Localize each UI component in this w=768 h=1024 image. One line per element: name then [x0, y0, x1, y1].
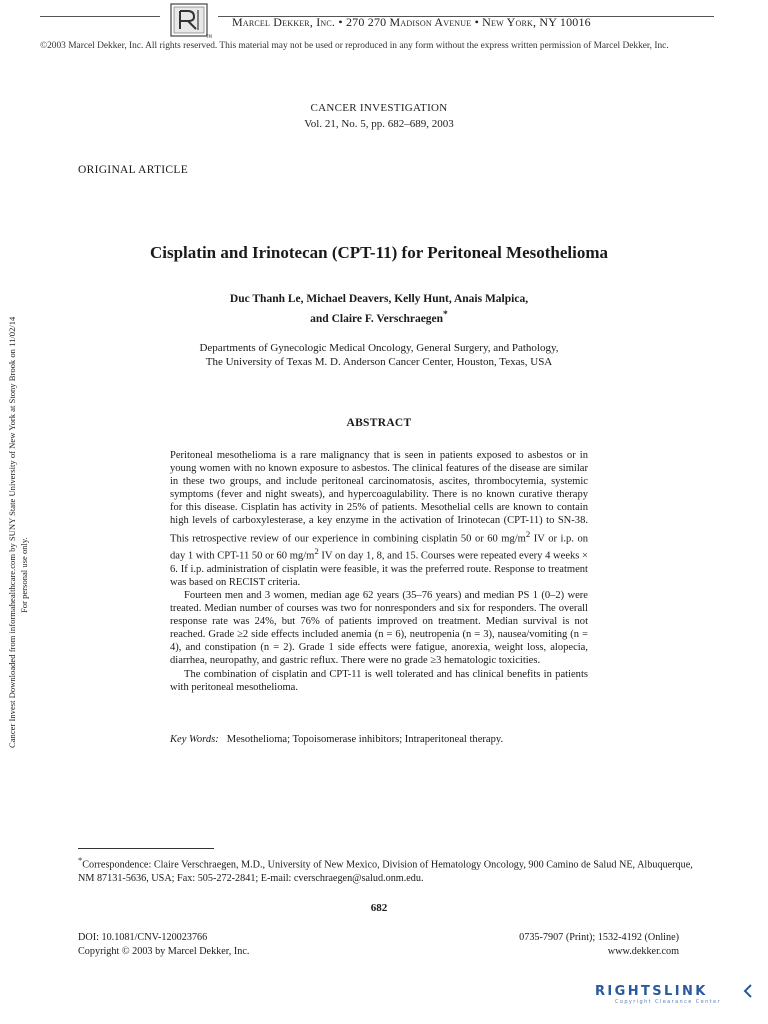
affiliation-line-2: The University of Texas M. D. Anderson Cancer Center, Houston, Texas, USA [205, 356, 553, 368]
correspondence-footnote [78, 853, 698, 886]
journal-volume: Vol. 21, No. 5, pp. 682–689, 2003 [304, 118, 454, 130]
abstract-paragraph-1: Peritoneal mesothelioma is a rare malignancy that is seen in patients exposed to asbestos or in young women with no known exposure to asbestos. The clinical features of the disease are similar in these two groups, and include peritoneal carcinomatosis, ascites, thrombocytemia, systemic symptoms (fever and night sweats), and hypercoagulability. There is no known curative therapy for this disease. Cisplatin has activity in 25% of patients. Mesothelial cells are known to contain high levels of carboxylesterase, a key enzyme in the activation of Irinotecan (CPT-11) to SN-38. This retrospective review of our experience in combining cisplatin 50 or 60 $mg/m^2$ IV or i.p. on day 1 with CPT-11 50 or 60 $mg/m^2$ IV on day 1, 8, and 15. Courses were repeated every 4 weeks × 6. If i.p. administration of cisplatin were feasible, it was the preferred route. Response to treatment was based on RECIST criteria. [170, 450, 589, 588]
footnote-marker: * [78, 855, 83, 865]
logo-tm-text: TM [206, 34, 212, 39]
issn-text: 0735-7907 (Print); 1532-4192 (Online) [519, 932, 679, 943]
publisher-address: Marcel Dekker, Inc. • 270 270 Madison Avenue • New York, NY 10016 [232, 15, 591, 29]
watermark-line-2: For personal use only. [19, 537, 29, 613]
rightslink-subtitle: Copyright Clearance Center [615, 999, 721, 1005]
superscript: 2 [314, 546, 319, 557]
copyright-notice: ©2003 Marcel Dekker, Inc. All rights reserved. This material may not be used or reproduced in any form without the express written permission of Marcel Dekker, Inc. [40, 41, 669, 51]
footnote-rule [78, 848, 214, 849]
keywords [170, 734, 588, 745]
authors-line-2 [0, 309, 758, 325]
bullet-separator: • [474, 15, 479, 29]
watermark-line-1: Cancer Invest Downloaded from informahealthcare.com by SUNY State University of New York at Stony Brook on 11/02/14 [7, 316, 17, 748]
abstract-paragraph-3: The combination of cisplatin and CPT-11 is well tolerated and has clinical benefits in patients with peritoneal mesothelioma. [170, 668, 588, 693]
keywords-text: Mesothelioma; Topoisomerase inhibitors; Intraperitoneal therapy. [226, 734, 504, 745]
affiliation-line-1: Departments of Gynecologic Medical Oncology, General Surgery, and Pathology, [199, 342, 559, 354]
publisher-name: Marcel Dekker, Inc. [232, 15, 336, 29]
rightslink-name: RIGHTSLINK [595, 984, 708, 999]
download-watermark [3, 248, 43, 748]
city-address: New York, NY 10016 [482, 15, 591, 29]
footer-right [440, 931, 679, 958]
street-address: 270 Madison Avenue [367, 15, 472, 29]
website-link[interactable]: www.dekker.com [607, 945, 679, 957]
header-rule-left [40, 16, 160, 17]
author-footnote-marker[interactable]: * [443, 309, 448, 320]
superscript: 2 [525, 528, 531, 539]
authors-line-1: Duc Thanh Le, Michael Deavers, Kelly Hunt, Anais Malpica, [229, 293, 529, 305]
article-title: Cisplatin and Irinotecan (CPT-11) for Peritoneal Mesothelioma [149, 243, 609, 262]
journal-name: CANCER INVESTIGATION [310, 102, 448, 114]
doi-link[interactable]: DOI: 10.1081/CNV-120023766 [78, 932, 208, 943]
keywords-label: Key Words: [170, 734, 219, 745]
abstract-heading: ABSTRACT [346, 417, 412, 429]
publisher-logo-icon [170, 3, 212, 39]
footnote-text: Correspondence: Claire Verschraegen, M.D., University of New Mexico, Division of Hematology Oncology, 900 Camino de Salud NE, Albuquerque, NM 87131-5636, USA; Fax: 505-272-2841; E-mail: cverschraegen@salud.onm.edu. [78, 859, 693, 885]
bullet-separator: • [338, 15, 343, 29]
authors-line-2-text: and Claire F. Verschraegen [310, 312, 444, 325]
rightslink-chevron-icon [745, 985, 751, 997]
rightslink-logo[interactable] [593, 981, 763, 1005]
article-type: ORIGINAL ARTICLE [78, 164, 189, 176]
page-number: 682 [370, 902, 388, 914]
abstract-body [170, 449, 588, 694]
abstract-paragraph-2: Fourteen men and 3 women, median age 62 years (35–76 years) and median PS 1 (0–2) were treated. Median number of courses was two for nonresponders and six for responders. The overall response rate was 24%, but 76% of patients improved on treatment. Median survival is not reached. Grade ≥2 side effects included anemia (n = 6), neutropenia (n = 3), nausea/vomiting (n = 4), and constipation (n = 2). Grade 1 side effects were fatigue, anorexia, weight loss, alopecia, diarrhea, neuropathy, and gastric reflux. There were no grade ≥3 hematologic toxicities. [170, 589, 588, 667]
footer-left [78, 931, 249, 958]
footer-copyright: Copyright © 2003 by Marcel Dekker, Inc. [78, 945, 250, 957]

——

» **YOUR ASSIGNMENT**
Scan the listing for the string "watermark". Copy each line that has it.

» **SOLUTION FOR THIS PROBLEM**
watermark-line-2: For personal use only. [19, 537, 29, 613]
watermark-line-1: Cancer Invest Downloaded from informahealthcare.com by SUNY State University of New York at Stony Brook on 11/02/14 [7, 316, 17, 748]
download-watermark [3, 248, 43, 748]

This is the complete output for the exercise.